## START Data excerpts

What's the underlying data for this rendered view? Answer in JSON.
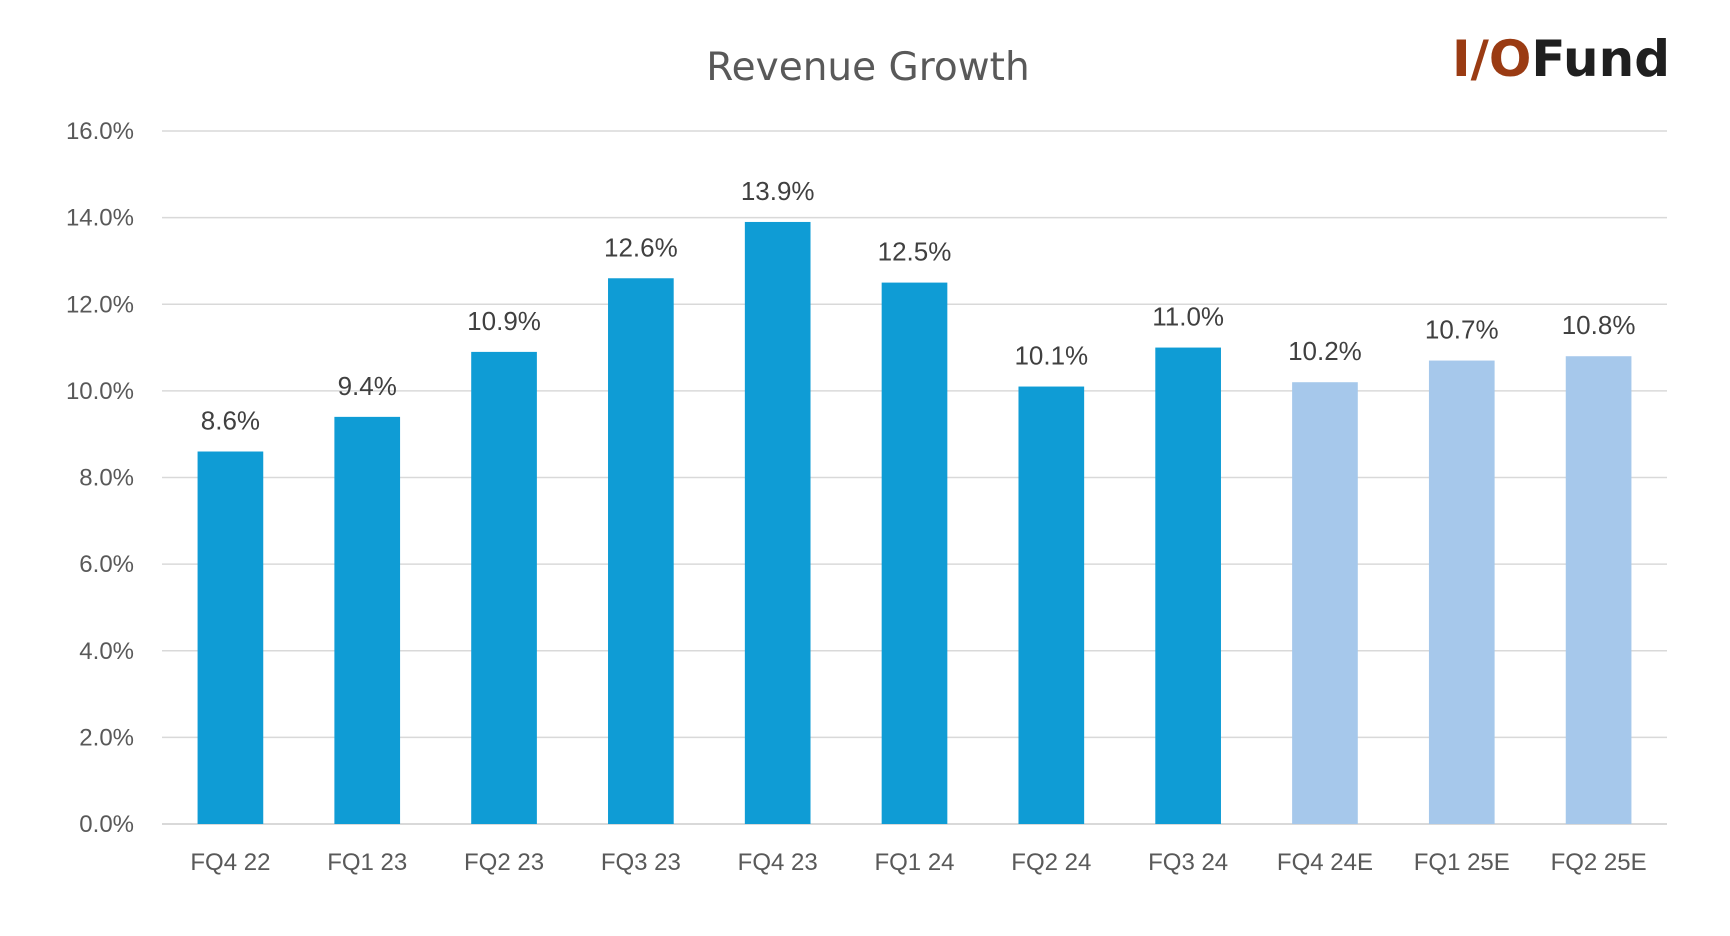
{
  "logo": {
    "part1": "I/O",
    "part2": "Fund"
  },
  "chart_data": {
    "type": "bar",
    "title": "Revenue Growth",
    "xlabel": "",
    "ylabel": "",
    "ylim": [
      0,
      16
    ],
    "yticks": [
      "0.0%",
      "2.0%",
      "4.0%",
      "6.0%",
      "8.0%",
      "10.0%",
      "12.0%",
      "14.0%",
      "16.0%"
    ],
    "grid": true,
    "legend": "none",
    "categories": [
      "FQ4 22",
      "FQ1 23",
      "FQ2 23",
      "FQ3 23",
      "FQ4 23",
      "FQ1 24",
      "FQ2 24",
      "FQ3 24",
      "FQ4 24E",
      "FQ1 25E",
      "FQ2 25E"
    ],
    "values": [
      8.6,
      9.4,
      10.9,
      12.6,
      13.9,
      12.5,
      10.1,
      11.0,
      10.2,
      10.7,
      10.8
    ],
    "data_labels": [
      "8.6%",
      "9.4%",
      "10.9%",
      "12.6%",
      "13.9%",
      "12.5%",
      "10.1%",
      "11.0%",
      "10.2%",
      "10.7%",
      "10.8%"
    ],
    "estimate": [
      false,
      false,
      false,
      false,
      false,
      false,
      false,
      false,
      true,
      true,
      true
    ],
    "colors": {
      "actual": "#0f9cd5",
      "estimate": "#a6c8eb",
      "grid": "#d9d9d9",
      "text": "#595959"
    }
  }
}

## END Data excerpts

• _Exercise directions_
Without the pictures, repeat all the records word for word.

• _Final result_
What's the underlying data for this rendered view? Answer in JSON.
{
  "logo": {
    "part1": "I/O",
    "part2": "Fund"
  },
  "chart_data": {
    "type": "bar",
    "title": "Revenue Growth",
    "xlabel": "",
    "ylabel": "",
    "ylim": [
      0,
      16
    ],
    "yticks": [
      "0.0%",
      "2.0%",
      "4.0%",
      "6.0%",
      "8.0%",
      "10.0%",
      "12.0%",
      "14.0%",
      "16.0%"
    ],
    "grid": true,
    "legend": "none",
    "categories": [
      "FQ4 22",
      "FQ1 23",
      "FQ2 23",
      "FQ3 23",
      "FQ4 23",
      "FQ1 24",
      "FQ2 24",
      "FQ3 24",
      "FQ4 24E",
      "FQ1 25E",
      "FQ2 25E"
    ],
    "values": [
      8.6,
      9.4,
      10.9,
      12.6,
      13.9,
      12.5,
      10.1,
      11.0,
      10.2,
      10.7,
      10.8
    ],
    "data_labels": [
      "8.6%",
      "9.4%",
      "10.9%",
      "12.6%",
      "13.9%",
      "12.5%",
      "10.1%",
      "11.0%",
      "10.2%",
      "10.7%",
      "10.8%"
    ],
    "estimate": [
      false,
      false,
      false,
      false,
      false,
      false,
      false,
      false,
      true,
      true,
      true
    ],
    "colors": {
      "actual": "#0f9cd5",
      "estimate": "#a6c8eb",
      "grid": "#d9d9d9",
      "text": "#595959"
    }
  }
}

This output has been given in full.